◆ **Your goal**
Write out the full set of records exactly. Any pictures in them do not belong in the copy.

--- BEGIN ---

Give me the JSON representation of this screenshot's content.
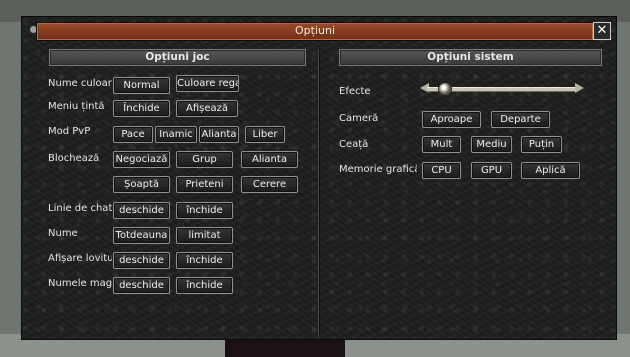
{
  "window": {
    "title": "Opțiuni",
    "close_label": "✕"
  },
  "game_options": {
    "header": "Opțiuni joc",
    "rows": [
      {
        "label": "Nume culoare",
        "buttons": [
          "Normal",
          "Culoare regat"
        ]
      },
      {
        "label": "Meniu țintă",
        "buttons": [
          "Închide",
          "Afișează"
        ]
      },
      {
        "label": "Mod PvP",
        "buttons": [
          "Pace",
          "Inamic",
          "Alianta",
          "Liber"
        ]
      },
      {
        "label": "Blochează",
        "buttons": [
          "Negociază",
          "Grup",
          "Alianta"
        ]
      },
      {
        "label": "",
        "buttons": [
          "Șoaptă",
          "Prieteni",
          "Cerere"
        ]
      },
      {
        "label": "Linie de chat",
        "buttons": [
          "deschide",
          "închide"
        ]
      },
      {
        "label": "Nume",
        "buttons": [
          "Totdeauna",
          "limitat"
        ]
      },
      {
        "label": "Afișare lovituri",
        "buttons": [
          "deschide",
          "închide"
        ]
      },
      {
        "label": "Numele magazin",
        "buttons": [
          "deschide",
          "închide"
        ]
      }
    ]
  },
  "system_options": {
    "header": "Opțiuni sistem",
    "effects_label": "Efecte",
    "effects_level": 0.1,
    "camera": {
      "label": "Cameră",
      "buttons": [
        "Aproape",
        "Departe"
      ]
    },
    "fog": {
      "label": "Ceață",
      "buttons": [
        "Mult",
        "Mediu",
        "Puțin"
      ]
    },
    "graphics_memory": {
      "label": "Memorie grafică",
      "buttons": [
        "CPU",
        "GPU",
        "Aplică"
      ]
    }
  }
}
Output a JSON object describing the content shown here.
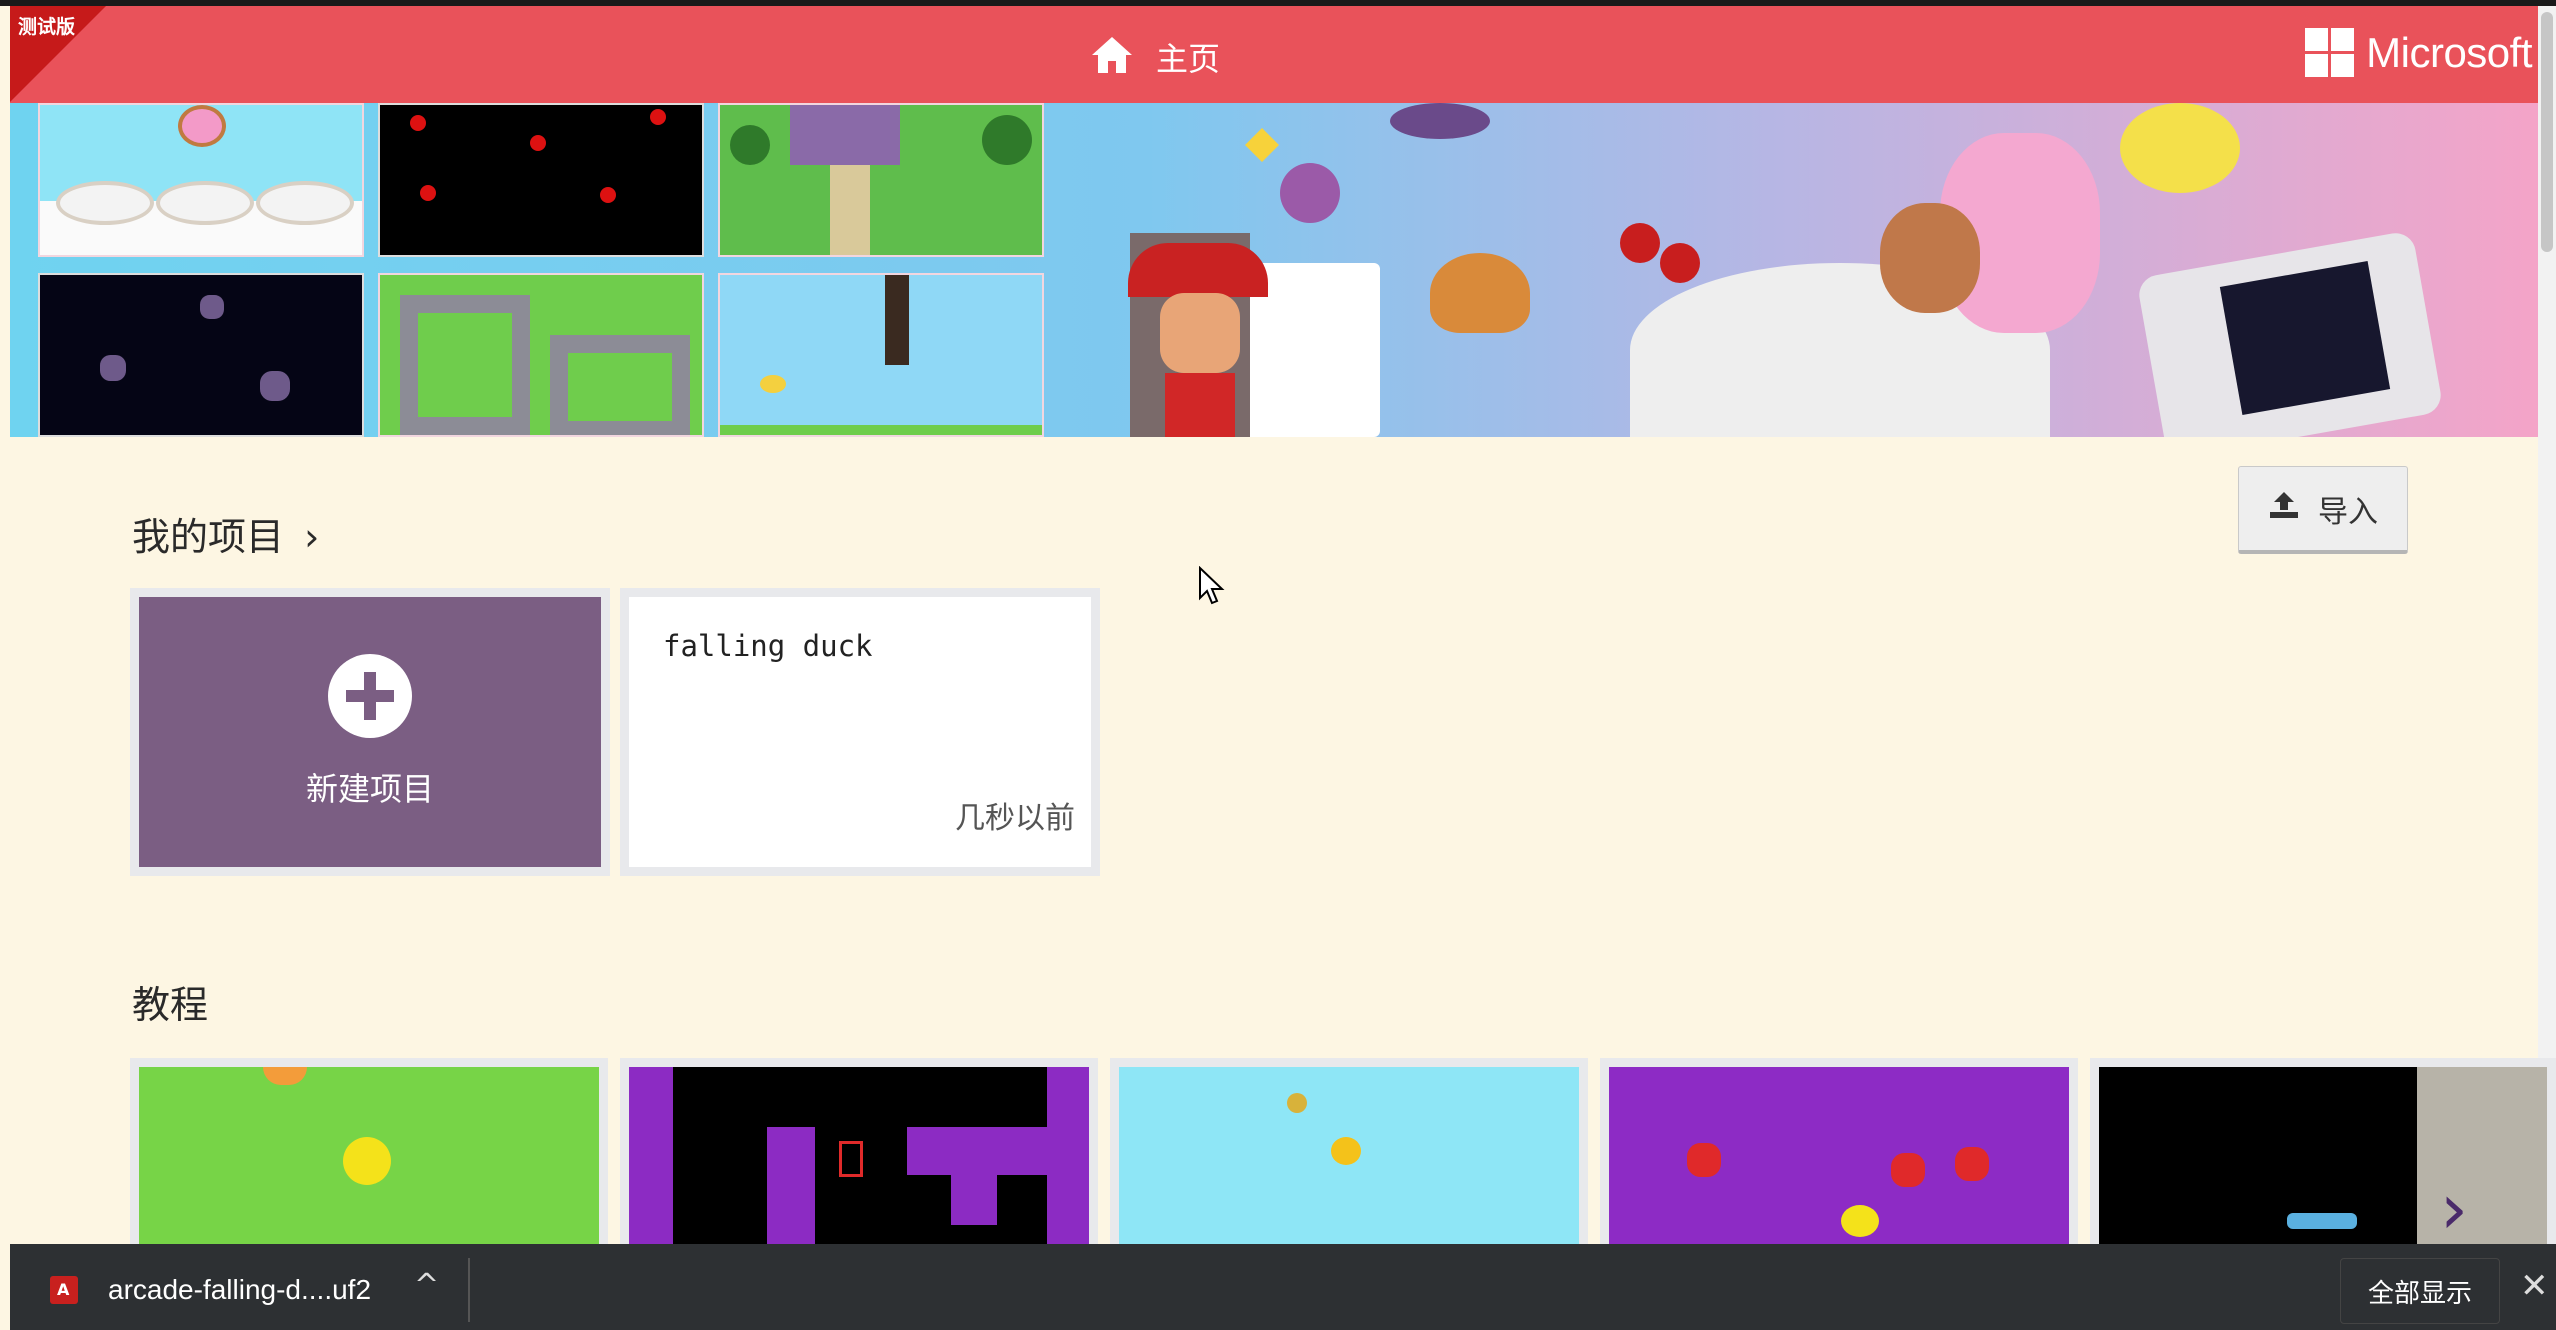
{
  "header": {
    "beta_label": "测试版",
    "home_label": "主页",
    "brand": "Microsoft",
    "bg_color": "#e9525a"
  },
  "my_projects": {
    "title": "我的项目",
    "import_label": "导入",
    "new_project_label": "新建项目",
    "projects": [
      {
        "name": "falling duck",
        "time": "几秒以前"
      }
    ]
  },
  "tutorials": {
    "title": "教程"
  },
  "download_bar": {
    "file_name": "arcade-falling-d....uf2",
    "show_all_label": "全部显示"
  }
}
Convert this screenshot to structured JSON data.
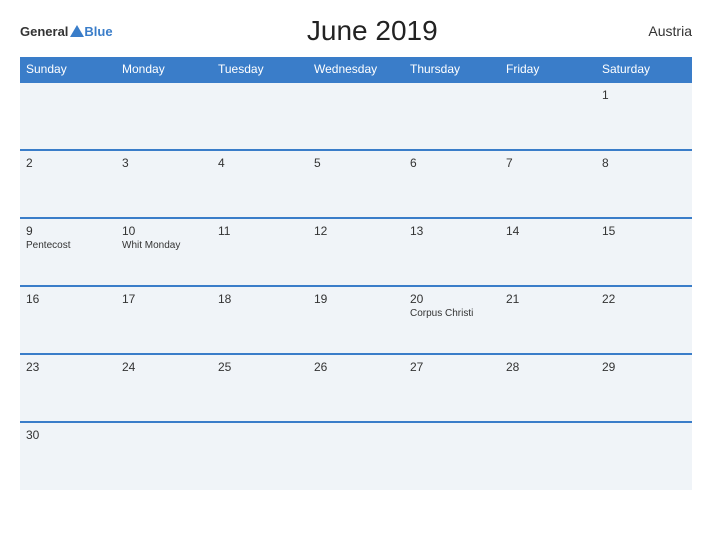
{
  "header": {
    "logo_general": "General",
    "logo_blue": "Blue",
    "title": "June 2019",
    "country": "Austria"
  },
  "weekdays": [
    "Sunday",
    "Monday",
    "Tuesday",
    "Wednesday",
    "Thursday",
    "Friday",
    "Saturday"
  ],
  "weeks": [
    [
      {
        "day": "",
        "holiday": ""
      },
      {
        "day": "",
        "holiday": ""
      },
      {
        "day": "",
        "holiday": ""
      },
      {
        "day": "",
        "holiday": ""
      },
      {
        "day": "",
        "holiday": ""
      },
      {
        "day": "",
        "holiday": ""
      },
      {
        "day": "1",
        "holiday": ""
      }
    ],
    [
      {
        "day": "2",
        "holiday": ""
      },
      {
        "day": "3",
        "holiday": ""
      },
      {
        "day": "4",
        "holiday": ""
      },
      {
        "day": "5",
        "holiday": ""
      },
      {
        "day": "6",
        "holiday": ""
      },
      {
        "day": "7",
        "holiday": ""
      },
      {
        "day": "8",
        "holiday": ""
      }
    ],
    [
      {
        "day": "9",
        "holiday": "Pentecost"
      },
      {
        "day": "10",
        "holiday": "Whit Monday"
      },
      {
        "day": "11",
        "holiday": ""
      },
      {
        "day": "12",
        "holiday": ""
      },
      {
        "day": "13",
        "holiday": ""
      },
      {
        "day": "14",
        "holiday": ""
      },
      {
        "day": "15",
        "holiday": ""
      }
    ],
    [
      {
        "day": "16",
        "holiday": ""
      },
      {
        "day": "17",
        "holiday": ""
      },
      {
        "day": "18",
        "holiday": ""
      },
      {
        "day": "19",
        "holiday": ""
      },
      {
        "day": "20",
        "holiday": "Corpus Christi"
      },
      {
        "day": "21",
        "holiday": ""
      },
      {
        "day": "22",
        "holiday": ""
      }
    ],
    [
      {
        "day": "23",
        "holiday": ""
      },
      {
        "day": "24",
        "holiday": ""
      },
      {
        "day": "25",
        "holiday": ""
      },
      {
        "day": "26",
        "holiday": ""
      },
      {
        "day": "27",
        "holiday": ""
      },
      {
        "day": "28",
        "holiday": ""
      },
      {
        "day": "29",
        "holiday": ""
      }
    ],
    [
      {
        "day": "30",
        "holiday": ""
      },
      {
        "day": "",
        "holiday": ""
      },
      {
        "day": "",
        "holiday": ""
      },
      {
        "day": "",
        "holiday": ""
      },
      {
        "day": "",
        "holiday": ""
      },
      {
        "day": "",
        "holiday": ""
      },
      {
        "day": "",
        "holiday": ""
      }
    ]
  ]
}
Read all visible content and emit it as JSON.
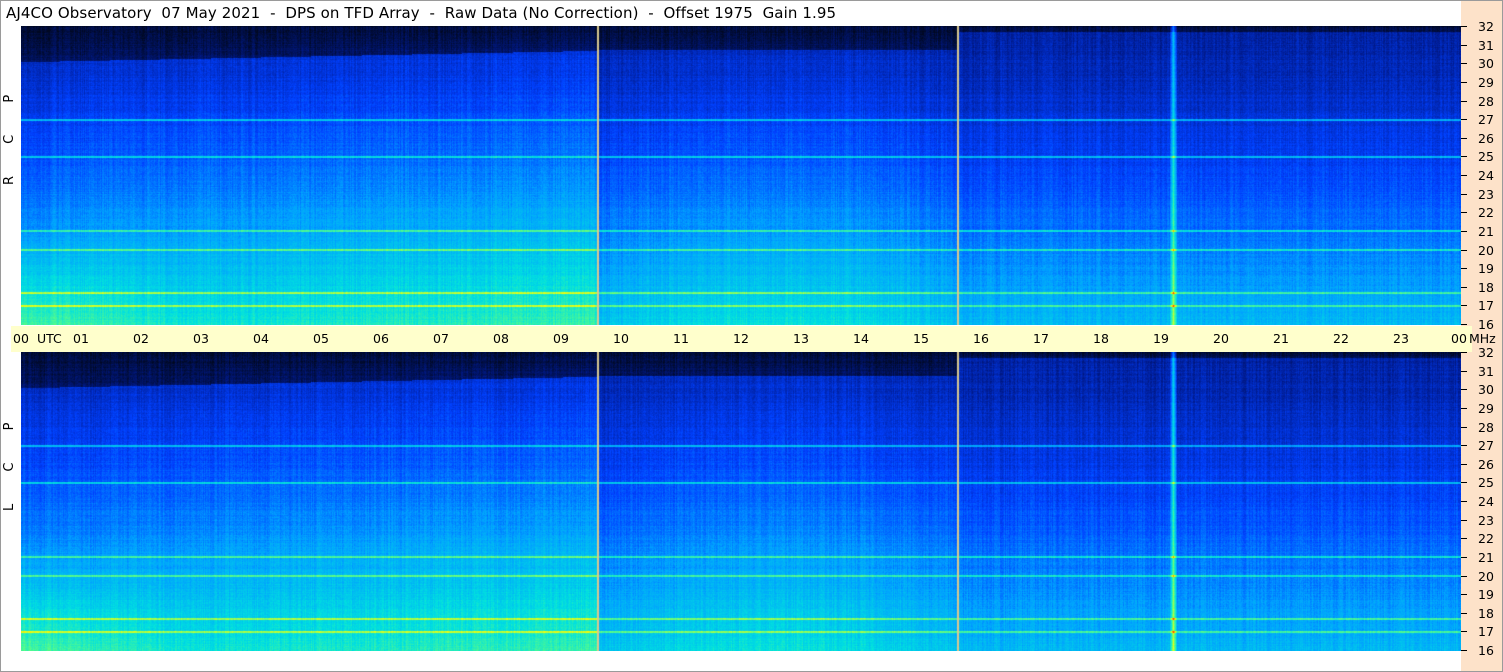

--- END ---

◆ **Result for this exercise**
Give me the JSON representation of this screenshot's content.
{
  "window": {
    "title": "Opțiuni",
    "close_label": "✕"
  },
  "game_options": {
    "header": "Opțiuni joc",
    "rows": [
      {
        "label": "Nume culoare",
        "buttons": [
          "Normal",
          "Culoare regat"
        ]
      },
      {
        "label": "Meniu țintă",
        "buttons": [
          "Închide",
          "Afișează"
        ]
      },
      {
        "label": "Mod PvP",
        "buttons": [
          "Pace",
          "Inamic",
          "Alianta",
          "Liber"
        ]
      },
      {
        "label": "Blochează",
        "buttons": [
          "Negociază",
          "Grup",
          "Alianta"
        ]
      },
      {
        "label": "",
        "buttons": [
          "Șoaptă",
          "Prieteni",
          "Cerere"
        ]
      },
      {
        "label": "Linie de chat",
        "buttons": [
          "deschide",
          "închide"
        ]
      },
      {
        "label": "Nume",
        "buttons": [
          "Totdeauna",
          "limitat"
        ]
      },
      {
        "label": "Afișare lovituri",
        "buttons": [
          "deschide",
          "închide"
        ]
      },
      {
        "label": "Numele magazin",
        "buttons": [
          "deschide",
          "închide"
        ]
      }
    ]
  },
  "system_options": {
    "header": "Opțiuni sistem",
    "effects_label": "Efecte",
    "effects_level": 0.1,
    "camera": {
      "label": "Cameră",
      "buttons": [
        "Aproape",
        "Departe"
      ]
    },
    "fog": {
      "label": "Ceață",
      "buttons": [
        "Mult",
        "Mediu",
        "Puțin"
      ]
    },
    "graphics_memory": {
      "label": "Memorie grafică",
      "buttons": [
        "CPU",
        "GPU",
        "Aplică"
      ]
    }
  }
}
Output a JSON object describing the content shown here.
{
  "header": {
    "beta_label": "测试版",
    "home_label": "主页",
    "brand": "Microsoft",
    "bg_color": "#e9525a"
  },
  "my_projects": {
    "title": "我的项目",
    "import_label": "导入",
    "new_project_label": "新建项目",
    "projects": [
      {
        "name": "falling duck",
        "time": "几秒以前"
      }
    ]
  },
  "tutorials": {
    "title": "教程"
  },
  "download_bar": {
    "file_name": "arcade-falling-d....uf2",
    "show_all_label": "全部显示"
  }
}
Convert this screenshot to structured JSON data.
{
  "header": {
    "logo_general": "General",
    "logo_blue": "Blue",
    "title": "June 2019",
    "country": "Austria"
  },
  "weekdays": [
    "Sunday",
    "Monday",
    "Tuesday",
    "Wednesday",
    "Thursday",
    "Friday",
    "Saturday"
  ],
  "weeks": [
    [
      {
        "day": "",
        "holiday": ""
      },
      {
        "day": "",
        "holiday": ""
      },
      {
        "day": "",
        "holiday": ""
      },
      {
        "day": "",
        "holiday": ""
      },
      {
        "day": "",
        "holiday": ""
      },
      {
        "day": "",
        "holiday": ""
      },
      {
        "day": "1",
        "holiday": ""
      }
    ],
    [
      {
        "day": "2",
        "holiday": ""
      },
      {
        "day": "3",
        "holiday": ""
      },
      {
        "day": "4",
        "holiday": ""
      },
      {
        "day": "5",
        "holiday": ""
      },
      {
        "day": "6",
        "holiday": ""
      },
      {
        "day": "7",
        "holiday": ""
      },
      {
        "day": "8",
        "holiday": ""
      }
    ],
    [
      {
        "day": "9",
        "holiday": "Pentecost"
      },
      {
        "day": "10",
        "holiday": "Whit Monday"
      },
      {
        "day": "11",
        "holiday": ""
      },
      {
        "day": "12",
        "holiday": ""
      },
      {
        "day": "13",
        "holiday": ""
      },
      {
        "day": "14",
        "holiday": ""
      },
      {
        "day": "15",
        "holiday": ""
      }
    ],
    [
      {
        "day": "16",
        "holiday": ""
      },
      {
        "day": "17",
        "holiday": ""
      },
      {
        "day": "18",
        "holiday": ""
      },
      {
        "day": "19",
        "holiday": ""
      },
      {
        "day": "20",
        "holiday": "Corpus Christi"
      },
      {
        "day": "21",
        "holiday": ""
      },
      {
        "day": "22",
        "holiday": ""
      }
    ],
    [
      {
        "day": "23",
        "holiday": ""
      },
      {
        "day": "24",
        "holiday": ""
      },
      {
        "day": "25",
        "holiday": ""
      },
      {
        "day": "26",
        "holiday": ""
      },
      {
        "day": "27",
        "holiday": ""
      },
      {
        "day": "28",
        "holiday": ""
      },
      {
        "day": "29",
        "holiday": ""
      }
    ],
    [
      {
        "day": "30",
        "holiday": ""
      },
      {
        "day": "",
        "holiday": ""
      },
      {
        "day": "",
        "holiday": ""
      },
      {
        "day": "",
        "holiday": ""
      },
      {
        "day": "",
        "holiday": ""
      },
      {
        "day": "",
        "holiday": ""
      },
      {
        "day": "",
        "holiday": ""
      }
    ]
  ]
}
Read all visible content and emit it as JSON.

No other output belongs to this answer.